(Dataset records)

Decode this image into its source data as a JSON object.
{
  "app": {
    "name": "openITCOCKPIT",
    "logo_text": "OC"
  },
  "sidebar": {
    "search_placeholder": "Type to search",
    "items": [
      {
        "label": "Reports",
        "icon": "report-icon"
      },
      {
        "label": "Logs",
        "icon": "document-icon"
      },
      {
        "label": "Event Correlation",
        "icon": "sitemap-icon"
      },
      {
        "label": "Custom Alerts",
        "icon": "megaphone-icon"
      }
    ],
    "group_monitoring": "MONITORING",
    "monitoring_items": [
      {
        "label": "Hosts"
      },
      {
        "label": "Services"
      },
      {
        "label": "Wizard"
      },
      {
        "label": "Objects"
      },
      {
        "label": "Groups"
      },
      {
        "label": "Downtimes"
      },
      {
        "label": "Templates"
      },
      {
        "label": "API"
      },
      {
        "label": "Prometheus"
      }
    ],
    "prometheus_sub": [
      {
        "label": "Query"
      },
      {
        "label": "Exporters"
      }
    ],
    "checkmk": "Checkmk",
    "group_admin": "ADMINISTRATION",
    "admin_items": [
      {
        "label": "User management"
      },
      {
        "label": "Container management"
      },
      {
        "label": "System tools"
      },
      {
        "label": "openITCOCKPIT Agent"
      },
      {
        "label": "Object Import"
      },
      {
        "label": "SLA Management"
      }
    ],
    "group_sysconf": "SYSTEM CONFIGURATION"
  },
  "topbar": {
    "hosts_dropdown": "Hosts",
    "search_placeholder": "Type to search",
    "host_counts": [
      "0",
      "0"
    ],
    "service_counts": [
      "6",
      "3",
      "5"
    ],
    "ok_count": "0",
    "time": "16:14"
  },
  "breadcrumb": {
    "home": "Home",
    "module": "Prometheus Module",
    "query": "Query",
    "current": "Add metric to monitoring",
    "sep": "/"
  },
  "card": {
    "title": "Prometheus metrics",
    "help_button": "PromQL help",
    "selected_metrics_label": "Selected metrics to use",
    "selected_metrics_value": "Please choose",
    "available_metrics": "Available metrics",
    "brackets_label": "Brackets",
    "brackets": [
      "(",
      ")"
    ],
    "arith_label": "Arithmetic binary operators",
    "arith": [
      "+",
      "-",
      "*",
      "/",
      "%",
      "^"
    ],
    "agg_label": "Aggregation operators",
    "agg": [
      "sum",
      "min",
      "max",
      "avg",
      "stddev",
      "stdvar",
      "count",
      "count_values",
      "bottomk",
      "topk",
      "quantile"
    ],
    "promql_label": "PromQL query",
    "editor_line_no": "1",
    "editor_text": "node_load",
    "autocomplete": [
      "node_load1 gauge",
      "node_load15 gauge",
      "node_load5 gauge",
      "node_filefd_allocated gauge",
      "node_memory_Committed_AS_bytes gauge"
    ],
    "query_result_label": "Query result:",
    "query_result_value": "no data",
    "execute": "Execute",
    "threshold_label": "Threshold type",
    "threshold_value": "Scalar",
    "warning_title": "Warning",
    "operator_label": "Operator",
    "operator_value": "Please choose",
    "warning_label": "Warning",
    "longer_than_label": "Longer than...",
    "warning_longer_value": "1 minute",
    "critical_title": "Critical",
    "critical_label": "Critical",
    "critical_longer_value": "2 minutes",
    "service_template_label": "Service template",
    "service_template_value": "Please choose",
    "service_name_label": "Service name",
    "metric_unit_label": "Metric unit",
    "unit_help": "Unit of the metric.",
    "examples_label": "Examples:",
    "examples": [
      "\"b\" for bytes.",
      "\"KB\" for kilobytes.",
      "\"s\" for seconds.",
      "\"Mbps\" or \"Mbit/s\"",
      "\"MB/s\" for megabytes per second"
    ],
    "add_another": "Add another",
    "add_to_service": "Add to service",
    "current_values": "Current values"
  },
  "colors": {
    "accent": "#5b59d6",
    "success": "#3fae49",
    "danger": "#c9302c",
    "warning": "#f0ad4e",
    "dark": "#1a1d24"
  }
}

Requirements: Print again each line of the listing above, exactly as it appears.

Response:
Decode this image into its source data as a JSON object.
{
  "app": {
    "name": "openITCOCKPIT",
    "logo_text": "OC"
  },
  "sidebar": {
    "search_placeholder": "Type to search",
    "items": [
      {
        "label": "Reports",
        "icon": "report-icon"
      },
      {
        "label": "Logs",
        "icon": "document-icon"
      },
      {
        "label": "Event Correlation",
        "icon": "sitemap-icon"
      },
      {
        "label": "Custom Alerts",
        "icon": "megaphone-icon"
      }
    ],
    "group_monitoring": "MONITORING",
    "monitoring_items": [
      {
        "label": "Hosts"
      },
      {
        "label": "Services"
      },
      {
        "label": "Wizard"
      },
      {
        "label": "Objects"
      },
      {
        "label": "Groups"
      },
      {
        "label": "Downtimes"
      },
      {
        "label": "Templates"
      },
      {
        "label": "API"
      },
      {
        "label": "Prometheus"
      }
    ],
    "prometheus_sub": [
      {
        "label": "Query"
      },
      {
        "label": "Exporters"
      }
    ],
    "checkmk": "Checkmk",
    "group_admin": "ADMINISTRATION",
    "admin_items": [
      {
        "label": "User management"
      },
      {
        "label": "Container management"
      },
      {
        "label": "System tools"
      },
      {
        "label": "openITCOCKPIT Agent"
      },
      {
        "label": "Object Import"
      },
      {
        "label": "SLA Management"
      }
    ],
    "group_sysconf": "SYSTEM CONFIGURATION"
  },
  "topbar": {
    "hosts_dropdown": "Hosts",
    "search_placeholder": "Type to search",
    "host_counts": [
      "0",
      "0"
    ],
    "service_counts": [
      "6",
      "3",
      "5"
    ],
    "ok_count": "0",
    "time": "16:14"
  },
  "breadcrumb": {
    "home": "Home",
    "module": "Prometheus Module",
    "query": "Query",
    "current": "Add metric to monitoring",
    "sep": "/"
  },
  "card": {
    "title": "Prometheus metrics",
    "help_button": "PromQL help",
    "selected_metrics_label": "Selected metrics to use",
    "selected_metrics_value": "Please choose",
    "available_metrics": "Available metrics",
    "brackets_label": "Brackets",
    "brackets": [
      "(",
      ")"
    ],
    "arith_label": "Arithmetic binary operators",
    "arith": [
      "+",
      "-",
      "*",
      "/",
      "%",
      "^"
    ],
    "agg_label": "Aggregation operators",
    "agg": [
      "sum",
      "min",
      "max",
      "avg",
      "stddev",
      "stdvar",
      "count",
      "count_values",
      "bottomk",
      "topk",
      "quantile"
    ],
    "promql_label": "PromQL query",
    "editor_line_no": "1",
    "editor_text": "node_load",
    "autocomplete": [
      "node_load1 gauge",
      "node_load15 gauge",
      "node_load5 gauge",
      "node_filefd_allocated gauge",
      "node_memory_Committed_AS_bytes gauge"
    ],
    "query_result_label": "Query result:",
    "query_result_value": "no data",
    "execute": "Execute",
    "threshold_label": "Threshold type",
    "threshold_value": "Scalar",
    "warning_title": "Warning",
    "operator_label": "Operator",
    "operator_value": "Please choose",
    "warning_label": "Warning",
    "longer_than_label": "Longer than...",
    "warning_longer_value": "1 minute",
    "critical_title": "Critical",
    "critical_label": "Critical",
    "critical_longer_value": "2 minutes",
    "service_template_label": "Service template",
    "service_template_value": "Please choose",
    "service_name_label": "Service name",
    "metric_unit_label": "Metric unit",
    "unit_help": "Unit of the metric.",
    "examples_label": "Examples:",
    "examples": [
      "\"b\" for bytes.",
      "\"KB\" for kilobytes.",
      "\"s\" for seconds.",
      "\"Mbps\" or \"Mbit/s\"",
      "\"MB/s\" for megabytes per second"
    ],
    "add_another": "Add another",
    "add_to_service": "Add to service",
    "current_values": "Current values"
  },
  "colors": {
    "accent": "#5b59d6",
    "success": "#3fae49",
    "danger": "#c9302c",
    "warning": "#f0ad4e",
    "dark": "#1a1d24"
  }
}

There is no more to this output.